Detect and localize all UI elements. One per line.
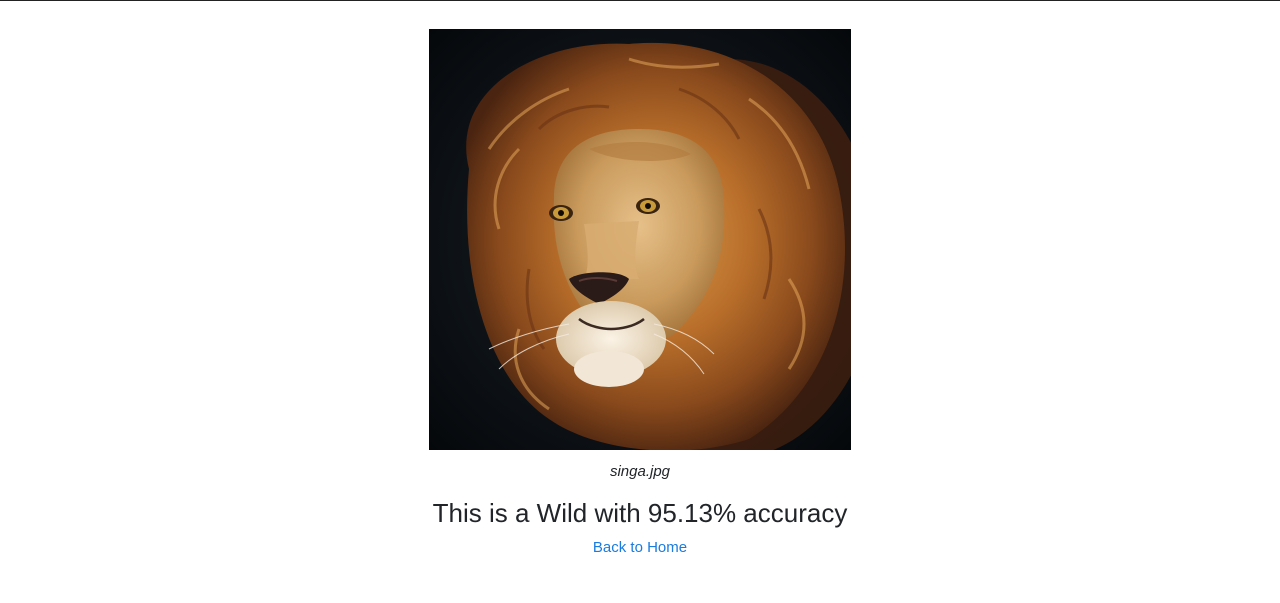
result-page: singa.jpg This is a Wild with 95.13% acc… xyxy=(0,0,1280,603)
uploaded-image xyxy=(429,29,851,450)
lion-photo xyxy=(429,29,851,450)
back-link-container: Back to Home xyxy=(0,539,1280,556)
image-filename-caption: singa.jpg xyxy=(609,463,671,480)
back-to-home-link[interactable]: Back to Home xyxy=(593,539,687,556)
prediction-result: This is a Wild with 95.13% accuracy xyxy=(432,498,848,528)
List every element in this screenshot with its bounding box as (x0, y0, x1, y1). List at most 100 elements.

--------------------

- _Hinweise zur Übung_
Schreib alle Zeilen oben vollständig und ohne jede Änderung ab. Lass dabei die Bilder weg.

- _Lösung unten_
Detect and localize all UI elements. One per line.
result-page: singa.jpg This is a Wild with 95.13% acc… xyxy=(0,0,1280,603)
uploaded-image xyxy=(429,29,851,450)
lion-photo xyxy=(429,29,851,450)
back-link-container: Back to Home xyxy=(0,539,1280,556)
image-filename-caption: singa.jpg xyxy=(609,463,671,480)
back-to-home-link[interactable]: Back to Home xyxy=(593,539,687,556)
prediction-result: This is a Wild with 95.13% accuracy xyxy=(432,498,848,528)
List every element in this screenshot with its bounding box as (x0, y0, x1, y1). List at most 100 elements.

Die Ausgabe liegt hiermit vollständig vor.